— START Supplied information —

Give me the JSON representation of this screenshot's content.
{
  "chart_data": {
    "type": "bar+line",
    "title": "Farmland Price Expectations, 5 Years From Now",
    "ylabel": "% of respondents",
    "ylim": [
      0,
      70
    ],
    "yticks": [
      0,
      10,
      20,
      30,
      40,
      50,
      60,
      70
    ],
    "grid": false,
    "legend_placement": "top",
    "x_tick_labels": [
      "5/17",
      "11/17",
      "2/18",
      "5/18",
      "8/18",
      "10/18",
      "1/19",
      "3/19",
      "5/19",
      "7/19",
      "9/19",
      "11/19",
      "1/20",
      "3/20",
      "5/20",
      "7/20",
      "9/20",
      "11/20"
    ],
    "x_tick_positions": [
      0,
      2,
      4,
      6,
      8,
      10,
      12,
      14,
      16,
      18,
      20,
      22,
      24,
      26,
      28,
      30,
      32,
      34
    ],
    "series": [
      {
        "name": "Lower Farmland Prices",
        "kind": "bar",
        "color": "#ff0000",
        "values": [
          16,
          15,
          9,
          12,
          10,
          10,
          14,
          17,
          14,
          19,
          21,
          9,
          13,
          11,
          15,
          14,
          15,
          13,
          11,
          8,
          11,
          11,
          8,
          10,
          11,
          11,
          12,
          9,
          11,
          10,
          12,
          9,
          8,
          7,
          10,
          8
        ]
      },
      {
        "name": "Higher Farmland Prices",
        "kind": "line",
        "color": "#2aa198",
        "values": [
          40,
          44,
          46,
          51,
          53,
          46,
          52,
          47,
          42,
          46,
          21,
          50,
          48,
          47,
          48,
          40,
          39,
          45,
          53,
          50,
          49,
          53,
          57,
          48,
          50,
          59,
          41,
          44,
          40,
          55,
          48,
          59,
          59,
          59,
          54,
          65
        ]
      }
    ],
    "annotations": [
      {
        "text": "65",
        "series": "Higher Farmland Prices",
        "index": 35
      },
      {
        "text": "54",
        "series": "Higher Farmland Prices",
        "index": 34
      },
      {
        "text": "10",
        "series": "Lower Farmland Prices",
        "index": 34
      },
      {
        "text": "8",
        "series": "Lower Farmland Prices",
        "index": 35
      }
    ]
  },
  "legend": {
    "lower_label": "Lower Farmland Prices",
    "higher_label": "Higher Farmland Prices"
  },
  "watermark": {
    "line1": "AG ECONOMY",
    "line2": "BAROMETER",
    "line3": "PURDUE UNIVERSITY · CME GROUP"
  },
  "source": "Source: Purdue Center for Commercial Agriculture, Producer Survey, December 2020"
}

— END Supplied information —

■ **Problem**:
Repeat every record exactly as written, please.

■ **Answer for the task**:
Give me the JSON representation of this screenshot's content.
{
  "chart_data": {
    "type": "bar+line",
    "title": "Farmland Price Expectations, 5 Years From Now",
    "ylabel": "% of respondents",
    "ylim": [
      0,
      70
    ],
    "yticks": [
      0,
      10,
      20,
      30,
      40,
      50,
      60,
      70
    ],
    "grid": false,
    "legend_placement": "top",
    "x_tick_labels": [
      "5/17",
      "11/17",
      "2/18",
      "5/18",
      "8/18",
      "10/18",
      "1/19",
      "3/19",
      "5/19",
      "7/19",
      "9/19",
      "11/19",
      "1/20",
      "3/20",
      "5/20",
      "7/20",
      "9/20",
      "11/20"
    ],
    "x_tick_positions": [
      0,
      2,
      4,
      6,
      8,
      10,
      12,
      14,
      16,
      18,
      20,
      22,
      24,
      26,
      28,
      30,
      32,
      34
    ],
    "series": [
      {
        "name": "Lower Farmland Prices",
        "kind": "bar",
        "color": "#ff0000",
        "values": [
          16,
          15,
          9,
          12,
          10,
          10,
          14,
          17,
          14,
          19,
          21,
          9,
          13,
          11,
          15,
          14,
          15,
          13,
          11,
          8,
          11,
          11,
          8,
          10,
          11,
          11,
          12,
          9,
          11,
          10,
          12,
          9,
          8,
          7,
          10,
          8
        ]
      },
      {
        "name": "Higher Farmland Prices",
        "kind": "line",
        "color": "#2aa198",
        "values": [
          40,
          44,
          46,
          51,
          53,
          46,
          52,
          47,
          42,
          46,
          21,
          50,
          48,
          47,
          48,
          40,
          39,
          45,
          53,
          50,
          49,
          53,
          57,
          48,
          50,
          59,
          41,
          44,
          40,
          55,
          48,
          59,
          59,
          59,
          54,
          65
        ]
      }
    ],
    "annotations": [
      {
        "text": "65",
        "series": "Higher Farmland Prices",
        "index": 35
      },
      {
        "text": "54",
        "series": "Higher Farmland Prices",
        "index": 34
      },
      {
        "text": "10",
        "series": "Lower Farmland Prices",
        "index": 34
      },
      {
        "text": "8",
        "series": "Lower Farmland Prices",
        "index": 35
      }
    ]
  },
  "legend": {
    "lower_label": "Lower Farmland Prices",
    "higher_label": "Higher Farmland Prices"
  },
  "watermark": {
    "line1": "AG ECONOMY",
    "line2": "BAROMETER",
    "line3": "PURDUE UNIVERSITY · CME GROUP"
  },
  "source": "Source: Purdue Center for Commercial Agriculture, Producer Survey, December 2020"
}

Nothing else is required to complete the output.